• Supplied information:
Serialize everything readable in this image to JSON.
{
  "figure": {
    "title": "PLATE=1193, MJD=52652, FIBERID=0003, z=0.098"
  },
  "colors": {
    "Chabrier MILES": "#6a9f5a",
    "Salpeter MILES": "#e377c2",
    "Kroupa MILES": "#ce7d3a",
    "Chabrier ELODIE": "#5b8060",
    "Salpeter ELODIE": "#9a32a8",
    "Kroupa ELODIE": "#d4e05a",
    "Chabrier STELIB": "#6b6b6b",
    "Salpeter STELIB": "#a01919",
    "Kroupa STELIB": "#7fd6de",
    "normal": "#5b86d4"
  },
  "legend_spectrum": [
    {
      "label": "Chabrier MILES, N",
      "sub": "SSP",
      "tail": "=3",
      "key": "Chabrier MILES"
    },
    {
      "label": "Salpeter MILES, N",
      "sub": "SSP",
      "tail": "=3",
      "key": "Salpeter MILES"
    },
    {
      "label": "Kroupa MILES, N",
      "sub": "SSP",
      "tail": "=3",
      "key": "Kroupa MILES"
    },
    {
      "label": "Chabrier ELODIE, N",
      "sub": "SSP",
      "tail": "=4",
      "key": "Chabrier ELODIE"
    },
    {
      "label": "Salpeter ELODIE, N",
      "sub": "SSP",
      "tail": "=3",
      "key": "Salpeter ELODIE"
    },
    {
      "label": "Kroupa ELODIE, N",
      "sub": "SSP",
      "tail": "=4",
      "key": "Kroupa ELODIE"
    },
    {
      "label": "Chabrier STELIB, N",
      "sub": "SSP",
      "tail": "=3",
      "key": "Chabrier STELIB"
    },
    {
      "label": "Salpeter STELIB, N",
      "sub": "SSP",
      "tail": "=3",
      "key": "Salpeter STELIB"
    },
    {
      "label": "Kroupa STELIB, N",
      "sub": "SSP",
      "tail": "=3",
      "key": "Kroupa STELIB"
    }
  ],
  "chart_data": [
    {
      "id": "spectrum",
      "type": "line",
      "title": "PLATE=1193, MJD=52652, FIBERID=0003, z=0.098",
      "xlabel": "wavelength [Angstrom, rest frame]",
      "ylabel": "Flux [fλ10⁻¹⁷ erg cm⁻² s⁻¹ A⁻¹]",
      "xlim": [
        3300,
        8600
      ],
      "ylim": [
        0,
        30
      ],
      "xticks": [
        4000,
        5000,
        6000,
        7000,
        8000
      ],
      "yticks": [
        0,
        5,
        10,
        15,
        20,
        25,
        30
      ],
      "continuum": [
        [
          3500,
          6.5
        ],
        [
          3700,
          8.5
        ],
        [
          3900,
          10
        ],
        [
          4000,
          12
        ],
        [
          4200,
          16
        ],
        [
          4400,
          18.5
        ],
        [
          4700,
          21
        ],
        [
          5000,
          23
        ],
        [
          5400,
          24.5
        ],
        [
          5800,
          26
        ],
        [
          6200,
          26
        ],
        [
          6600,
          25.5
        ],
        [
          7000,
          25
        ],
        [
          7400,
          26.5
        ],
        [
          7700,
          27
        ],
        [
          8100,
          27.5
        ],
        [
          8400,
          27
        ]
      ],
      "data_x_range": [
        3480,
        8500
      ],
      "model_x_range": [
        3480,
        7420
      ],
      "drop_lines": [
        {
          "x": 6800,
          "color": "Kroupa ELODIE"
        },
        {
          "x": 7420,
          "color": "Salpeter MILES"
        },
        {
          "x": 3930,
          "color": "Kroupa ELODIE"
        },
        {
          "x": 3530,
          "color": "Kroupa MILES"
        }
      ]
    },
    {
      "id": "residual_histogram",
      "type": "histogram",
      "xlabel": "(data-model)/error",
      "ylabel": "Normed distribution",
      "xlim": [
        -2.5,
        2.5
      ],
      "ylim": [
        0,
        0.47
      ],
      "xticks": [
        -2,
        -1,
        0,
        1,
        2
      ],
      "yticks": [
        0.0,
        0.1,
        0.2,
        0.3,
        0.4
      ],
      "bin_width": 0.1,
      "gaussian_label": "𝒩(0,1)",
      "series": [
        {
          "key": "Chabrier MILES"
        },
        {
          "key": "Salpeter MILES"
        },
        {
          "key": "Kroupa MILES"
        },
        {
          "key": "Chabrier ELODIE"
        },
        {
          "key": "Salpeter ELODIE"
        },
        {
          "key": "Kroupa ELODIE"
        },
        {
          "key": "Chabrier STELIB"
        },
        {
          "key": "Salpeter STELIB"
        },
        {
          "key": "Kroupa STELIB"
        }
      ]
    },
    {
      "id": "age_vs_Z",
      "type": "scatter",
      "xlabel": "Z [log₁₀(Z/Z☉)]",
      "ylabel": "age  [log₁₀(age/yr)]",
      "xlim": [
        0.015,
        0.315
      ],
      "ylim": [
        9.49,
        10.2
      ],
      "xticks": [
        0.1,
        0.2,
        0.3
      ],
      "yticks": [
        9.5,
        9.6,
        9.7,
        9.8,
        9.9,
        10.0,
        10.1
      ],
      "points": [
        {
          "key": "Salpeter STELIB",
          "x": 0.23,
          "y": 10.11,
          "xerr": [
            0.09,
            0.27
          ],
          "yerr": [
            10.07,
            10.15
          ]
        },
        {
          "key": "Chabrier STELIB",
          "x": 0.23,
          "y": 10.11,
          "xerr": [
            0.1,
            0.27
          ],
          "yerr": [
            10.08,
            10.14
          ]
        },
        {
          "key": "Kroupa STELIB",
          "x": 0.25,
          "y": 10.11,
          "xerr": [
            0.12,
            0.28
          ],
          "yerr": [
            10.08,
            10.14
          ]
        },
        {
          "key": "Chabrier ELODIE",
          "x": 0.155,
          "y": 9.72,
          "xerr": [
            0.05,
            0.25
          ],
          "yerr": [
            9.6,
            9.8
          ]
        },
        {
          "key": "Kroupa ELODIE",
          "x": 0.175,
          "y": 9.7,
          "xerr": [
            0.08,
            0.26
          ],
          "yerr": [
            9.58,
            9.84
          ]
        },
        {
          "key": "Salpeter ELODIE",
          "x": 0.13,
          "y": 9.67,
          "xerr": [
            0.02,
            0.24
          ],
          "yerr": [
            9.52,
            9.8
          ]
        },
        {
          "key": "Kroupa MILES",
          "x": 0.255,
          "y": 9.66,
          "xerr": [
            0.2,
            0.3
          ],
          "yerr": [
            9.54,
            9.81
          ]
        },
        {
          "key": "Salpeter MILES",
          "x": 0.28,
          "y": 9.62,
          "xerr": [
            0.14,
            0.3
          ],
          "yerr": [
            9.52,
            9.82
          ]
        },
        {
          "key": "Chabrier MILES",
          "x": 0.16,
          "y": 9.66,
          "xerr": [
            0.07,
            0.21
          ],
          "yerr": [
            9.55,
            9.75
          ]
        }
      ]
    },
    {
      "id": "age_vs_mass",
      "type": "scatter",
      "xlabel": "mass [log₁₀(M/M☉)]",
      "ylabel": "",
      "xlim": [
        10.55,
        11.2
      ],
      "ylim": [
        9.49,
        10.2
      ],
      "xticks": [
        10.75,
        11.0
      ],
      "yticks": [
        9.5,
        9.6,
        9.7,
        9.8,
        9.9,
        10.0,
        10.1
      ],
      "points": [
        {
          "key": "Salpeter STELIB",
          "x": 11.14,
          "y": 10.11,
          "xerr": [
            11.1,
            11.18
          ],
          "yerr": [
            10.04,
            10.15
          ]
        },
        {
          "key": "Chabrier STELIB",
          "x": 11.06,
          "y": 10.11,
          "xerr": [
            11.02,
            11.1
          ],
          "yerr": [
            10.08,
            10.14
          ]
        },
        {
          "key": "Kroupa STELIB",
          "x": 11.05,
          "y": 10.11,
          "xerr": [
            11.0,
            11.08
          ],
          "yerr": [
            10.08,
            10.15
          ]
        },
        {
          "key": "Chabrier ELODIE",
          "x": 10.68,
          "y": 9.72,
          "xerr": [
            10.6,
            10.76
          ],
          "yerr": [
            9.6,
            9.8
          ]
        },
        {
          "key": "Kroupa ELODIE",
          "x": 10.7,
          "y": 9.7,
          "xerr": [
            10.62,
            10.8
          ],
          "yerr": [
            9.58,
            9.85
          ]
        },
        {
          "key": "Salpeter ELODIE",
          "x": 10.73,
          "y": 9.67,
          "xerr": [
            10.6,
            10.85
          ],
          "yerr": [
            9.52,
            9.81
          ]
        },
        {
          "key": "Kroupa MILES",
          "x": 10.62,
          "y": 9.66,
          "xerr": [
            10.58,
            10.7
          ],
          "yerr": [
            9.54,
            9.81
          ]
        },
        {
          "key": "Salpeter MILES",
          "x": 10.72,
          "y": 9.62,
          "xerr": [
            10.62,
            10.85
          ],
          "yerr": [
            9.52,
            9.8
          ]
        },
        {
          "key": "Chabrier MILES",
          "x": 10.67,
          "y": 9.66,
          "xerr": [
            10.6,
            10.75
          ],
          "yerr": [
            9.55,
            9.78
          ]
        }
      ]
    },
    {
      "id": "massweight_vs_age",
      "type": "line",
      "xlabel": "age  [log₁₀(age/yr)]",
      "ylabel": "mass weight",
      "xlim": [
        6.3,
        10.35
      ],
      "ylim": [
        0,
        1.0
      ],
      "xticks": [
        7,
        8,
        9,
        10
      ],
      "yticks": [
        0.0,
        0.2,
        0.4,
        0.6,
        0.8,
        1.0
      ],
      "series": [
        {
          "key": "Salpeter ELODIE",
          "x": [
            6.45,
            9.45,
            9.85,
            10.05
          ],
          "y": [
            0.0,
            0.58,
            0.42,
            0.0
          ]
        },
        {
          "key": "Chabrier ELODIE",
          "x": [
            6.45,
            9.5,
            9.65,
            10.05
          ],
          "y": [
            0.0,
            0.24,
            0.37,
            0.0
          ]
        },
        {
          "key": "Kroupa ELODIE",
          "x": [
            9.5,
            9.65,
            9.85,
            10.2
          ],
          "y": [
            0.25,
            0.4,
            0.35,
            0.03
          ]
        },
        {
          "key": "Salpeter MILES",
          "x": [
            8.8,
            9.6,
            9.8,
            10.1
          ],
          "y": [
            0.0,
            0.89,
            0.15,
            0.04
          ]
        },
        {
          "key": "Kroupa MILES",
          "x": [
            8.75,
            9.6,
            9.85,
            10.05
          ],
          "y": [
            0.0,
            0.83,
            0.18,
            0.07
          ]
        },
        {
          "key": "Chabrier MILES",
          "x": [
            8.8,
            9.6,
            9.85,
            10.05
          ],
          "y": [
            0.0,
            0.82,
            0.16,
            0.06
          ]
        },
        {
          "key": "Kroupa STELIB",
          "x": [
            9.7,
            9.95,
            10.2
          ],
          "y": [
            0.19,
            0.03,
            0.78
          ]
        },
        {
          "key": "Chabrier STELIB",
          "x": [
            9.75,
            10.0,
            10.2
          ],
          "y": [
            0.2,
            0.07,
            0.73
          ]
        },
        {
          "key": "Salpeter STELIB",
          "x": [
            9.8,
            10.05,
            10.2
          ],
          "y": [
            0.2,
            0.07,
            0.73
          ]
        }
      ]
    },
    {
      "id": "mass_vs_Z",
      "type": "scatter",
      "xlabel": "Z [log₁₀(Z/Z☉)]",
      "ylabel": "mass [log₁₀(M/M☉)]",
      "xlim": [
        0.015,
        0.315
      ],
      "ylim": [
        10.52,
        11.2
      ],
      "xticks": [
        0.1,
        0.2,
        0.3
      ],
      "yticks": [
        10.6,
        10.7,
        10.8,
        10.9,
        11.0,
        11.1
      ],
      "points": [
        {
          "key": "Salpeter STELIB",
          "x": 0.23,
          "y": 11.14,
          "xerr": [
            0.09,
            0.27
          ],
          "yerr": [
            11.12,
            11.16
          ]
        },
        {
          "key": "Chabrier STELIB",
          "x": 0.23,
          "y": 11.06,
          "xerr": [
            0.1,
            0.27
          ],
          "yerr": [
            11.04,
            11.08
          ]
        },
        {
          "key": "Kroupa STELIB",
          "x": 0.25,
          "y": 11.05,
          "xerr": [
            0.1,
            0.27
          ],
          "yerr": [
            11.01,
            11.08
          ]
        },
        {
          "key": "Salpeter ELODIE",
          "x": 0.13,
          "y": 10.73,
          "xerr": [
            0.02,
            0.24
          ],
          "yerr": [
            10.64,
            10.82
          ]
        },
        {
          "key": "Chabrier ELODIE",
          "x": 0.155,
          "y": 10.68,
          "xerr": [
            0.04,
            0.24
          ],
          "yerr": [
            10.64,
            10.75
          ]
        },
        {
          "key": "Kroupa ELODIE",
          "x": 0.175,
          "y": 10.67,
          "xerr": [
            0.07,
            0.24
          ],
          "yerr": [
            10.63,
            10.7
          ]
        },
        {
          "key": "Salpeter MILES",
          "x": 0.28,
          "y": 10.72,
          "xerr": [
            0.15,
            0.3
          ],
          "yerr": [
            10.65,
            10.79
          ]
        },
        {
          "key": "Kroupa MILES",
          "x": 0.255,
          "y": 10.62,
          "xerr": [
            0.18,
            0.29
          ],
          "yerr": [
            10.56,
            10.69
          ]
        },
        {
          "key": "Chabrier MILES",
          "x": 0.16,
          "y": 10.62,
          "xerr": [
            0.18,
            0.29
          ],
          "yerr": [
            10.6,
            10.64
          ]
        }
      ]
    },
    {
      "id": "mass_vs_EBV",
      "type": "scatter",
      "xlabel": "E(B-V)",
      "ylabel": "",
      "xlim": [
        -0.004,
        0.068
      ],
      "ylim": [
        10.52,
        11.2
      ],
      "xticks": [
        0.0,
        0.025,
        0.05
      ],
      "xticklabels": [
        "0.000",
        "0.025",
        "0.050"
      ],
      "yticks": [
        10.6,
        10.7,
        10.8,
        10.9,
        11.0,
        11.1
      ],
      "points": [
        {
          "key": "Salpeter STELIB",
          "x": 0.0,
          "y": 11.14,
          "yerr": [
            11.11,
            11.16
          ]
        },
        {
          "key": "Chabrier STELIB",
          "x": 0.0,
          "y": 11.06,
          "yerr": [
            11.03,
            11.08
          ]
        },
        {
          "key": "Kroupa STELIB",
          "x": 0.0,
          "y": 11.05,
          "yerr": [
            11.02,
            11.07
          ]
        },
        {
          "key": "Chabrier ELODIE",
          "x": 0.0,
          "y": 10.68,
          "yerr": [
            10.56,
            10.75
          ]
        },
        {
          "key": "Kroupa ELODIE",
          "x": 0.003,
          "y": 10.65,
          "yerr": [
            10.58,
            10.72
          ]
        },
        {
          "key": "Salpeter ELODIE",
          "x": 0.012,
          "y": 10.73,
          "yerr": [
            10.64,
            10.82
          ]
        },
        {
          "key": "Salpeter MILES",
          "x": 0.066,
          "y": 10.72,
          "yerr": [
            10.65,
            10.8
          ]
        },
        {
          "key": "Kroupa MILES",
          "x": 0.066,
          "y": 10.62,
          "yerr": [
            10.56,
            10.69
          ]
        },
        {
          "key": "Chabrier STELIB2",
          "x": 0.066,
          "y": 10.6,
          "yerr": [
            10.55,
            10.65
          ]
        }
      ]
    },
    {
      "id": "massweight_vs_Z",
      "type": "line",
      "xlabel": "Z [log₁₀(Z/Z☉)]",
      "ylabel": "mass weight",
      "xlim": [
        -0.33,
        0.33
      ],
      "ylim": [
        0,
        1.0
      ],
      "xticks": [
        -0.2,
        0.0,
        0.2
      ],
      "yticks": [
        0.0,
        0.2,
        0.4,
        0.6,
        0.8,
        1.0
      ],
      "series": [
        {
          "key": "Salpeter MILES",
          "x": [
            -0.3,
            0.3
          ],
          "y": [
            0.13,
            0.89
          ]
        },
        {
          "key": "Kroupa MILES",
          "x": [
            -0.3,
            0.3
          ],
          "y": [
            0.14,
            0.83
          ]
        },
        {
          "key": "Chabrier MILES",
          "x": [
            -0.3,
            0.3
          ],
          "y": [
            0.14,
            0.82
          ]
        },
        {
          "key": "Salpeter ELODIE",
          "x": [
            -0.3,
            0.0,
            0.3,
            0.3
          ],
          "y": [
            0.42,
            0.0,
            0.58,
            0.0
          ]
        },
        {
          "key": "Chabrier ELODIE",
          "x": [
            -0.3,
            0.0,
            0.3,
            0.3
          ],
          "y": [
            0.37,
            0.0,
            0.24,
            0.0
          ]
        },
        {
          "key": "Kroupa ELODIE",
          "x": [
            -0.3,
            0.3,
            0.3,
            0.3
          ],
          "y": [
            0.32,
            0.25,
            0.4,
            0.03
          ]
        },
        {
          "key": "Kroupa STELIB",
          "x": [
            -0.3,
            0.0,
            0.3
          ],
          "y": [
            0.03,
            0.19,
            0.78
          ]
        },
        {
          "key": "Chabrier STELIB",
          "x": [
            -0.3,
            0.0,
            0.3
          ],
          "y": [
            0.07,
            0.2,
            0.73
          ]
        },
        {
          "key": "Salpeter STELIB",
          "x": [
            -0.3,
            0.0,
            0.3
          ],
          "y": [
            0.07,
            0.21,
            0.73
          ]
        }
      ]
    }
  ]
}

• Task requirements: Extract all lines from the data in which "ylabel" is found.

• Response to this task:
      "ylabel": "Flux [fλ10⁻¹⁷ erg cm⁻² s⁻¹ A⁻¹]",
      "ylabel": "Normed distribution",
      "ylabel": "age  [log₁₀(age/yr)]",
      "ylabel": "",
      "ylabel": "mass weight",
      "ylabel": "mass [log₁₀(M/M☉)]",
      "ylabel": "",
      "ylabel": "mass weight",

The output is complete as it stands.